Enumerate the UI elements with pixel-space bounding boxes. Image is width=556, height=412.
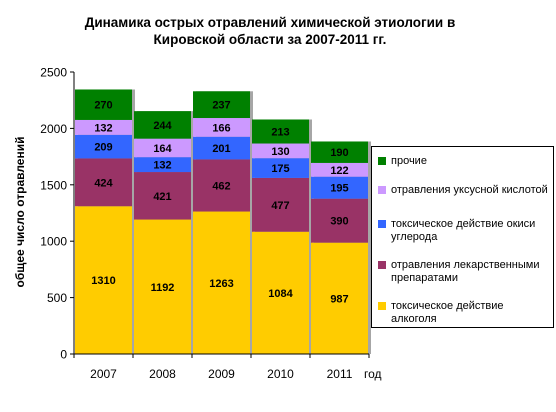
- bar-segment: [311, 176, 368, 199]
- data-label: 244: [153, 120, 172, 132]
- legend-label: прочие: [391, 155, 427, 167]
- bar-segment: [134, 157, 191, 173]
- chart-title: Динамика острых отравлений химической эт…: [60, 14, 480, 48]
- data-label: 1192: [151, 282, 175, 294]
- y-tick-label: 500: [47, 291, 67, 305]
- legend-swatch: [378, 261, 386, 269]
- chart-title-line-2: Кировской области за 2007-2011 гг.: [153, 32, 387, 47]
- bars: 1310 424 209 132 270 1192 421 132 164 244 1263 462 2…: [75, 89, 368, 354]
- data-label: 166: [212, 122, 230, 134]
- legend-label: отравления уксусной кислотой: [391, 184, 548, 196]
- axes: 0 500 1000 1500 2000 2500 2007 2008 2009 2010 2011: [40, 66, 370, 381]
- data-label: 1263: [209, 278, 233, 290]
- legend-swatch: [378, 186, 386, 194]
- data-label: 130: [271, 146, 289, 158]
- y-tick-label: 1500: [40, 178, 67, 192]
- legend-swatch: [378, 220, 386, 228]
- bar-segment: [75, 134, 132, 159]
- bar-segment: [193, 136, 250, 160]
- data-label: 122: [330, 165, 348, 177]
- bar-segment: [252, 177, 309, 232]
- data-label: 390: [330, 216, 348, 228]
- bar-segment: [311, 141, 368, 163]
- data-label: 132: [94, 122, 112, 134]
- bar-segment: [75, 158, 132, 207]
- x-tick-label: 2008: [149, 367, 176, 381]
- bar-segment: [134, 138, 191, 158]
- bar-segment: [311, 242, 368, 354]
- data-label: 164: [153, 143, 172, 155]
- bar-segment: [134, 172, 191, 220]
- data-label: 209: [94, 142, 112, 154]
- data-label: 424: [94, 177, 113, 189]
- data-label: 421: [153, 191, 171, 203]
- y-tick-label: 2000: [40, 122, 67, 136]
- bar-segment: [134, 111, 191, 139]
- x-axis-label: год: [364, 367, 382, 381]
- data-label: 462: [212, 180, 230, 192]
- bar-segment: [134, 219, 191, 354]
- data-label: 195: [330, 183, 348, 195]
- y-tick-label: 0: [60, 348, 67, 362]
- bar-segment: [75, 89, 132, 120]
- x-tick-label: 2007: [90, 367, 117, 381]
- legend-label: токсическое действие алкоголя: [391, 300, 504, 325]
- data-label: 190: [330, 147, 348, 159]
- bar-segment: [193, 91, 250, 119]
- legend-swatch: [378, 157, 386, 165]
- data-label: 987: [330, 293, 348, 305]
- data-label: 1310: [91, 275, 115, 287]
- data-label: 213: [271, 127, 289, 139]
- data-label: 132: [153, 160, 171, 172]
- legend-swatch: [378, 302, 386, 310]
- bar-segment: [75, 206, 132, 354]
- data-label: 201: [212, 143, 230, 155]
- x-tick-label: 2009: [208, 367, 235, 381]
- bar-segment: [252, 158, 309, 178]
- bar-segment: [252, 119, 309, 144]
- legend-label: токсическое действие окиси углерода: [391, 218, 536, 243]
- bar-segment: [193, 118, 250, 137]
- x-tick-label: 2010: [267, 367, 294, 381]
- data-label: 270: [94, 100, 112, 112]
- data-label: 1084: [268, 288, 293, 300]
- chart-title-line-1: Динамика острых отравлений химической эт…: [84, 15, 456, 30]
- data-label: 175: [271, 163, 289, 175]
- bar-segment: [193, 211, 250, 354]
- bar-segment: [252, 231, 309, 354]
- bar-segment: [311, 198, 368, 243]
- bar-segment: [311, 162, 368, 177]
- legend: прочие отравления уксусной кислотой токсич…: [371, 146, 554, 328]
- bar-segment: [252, 143, 309, 159]
- y-axis-label: общее число отравлений: [13, 137, 27, 288]
- y-tick-label: 1000: [40, 235, 67, 249]
- x-tick-label: 2011: [327, 367, 353, 381]
- bar-segment: [193, 159, 250, 212]
- data-label: 477: [271, 200, 289, 212]
- legend-label: отравления лекарственными препаратами: [391, 259, 540, 284]
- bar-segment: [75, 119, 132, 135]
- data-label: 237: [212, 100, 230, 112]
- y-tick-label: 2500: [40, 66, 67, 80]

···

§ **Exercise instructions**
Convert the entries into a JSON list of strings, one string per line, with blank lines left out. Begin at the line that has "- bar-segment: [311, 176, 368, 199]" and stop after the line that has "- chart-title-line-2: Кировской".

§ **Written solution**
[
  "- bar-segment: [311, 176, 368, 199]",
  "- data-label: 244: [153, 120, 172, 132]",
  "- legend-label: прочие: [391, 155, 427, 167]",
  "- bar-segment: [134, 157, 191, 173]",
  "- chart-title: Динамика острых отравлений химической эт…: [60, 14, 480, 48]",
  "- data-label: 1192: [151, 282, 175, 294]",
  "- y-tick-label: 500: [47, 291, 67, 305]",
  "- legend-swatch: [378, 261, 386, 269]",
  "- chart-title-line-2: Кировской области за 2007-2011 гг.: [153, 32, 387, 47]"
]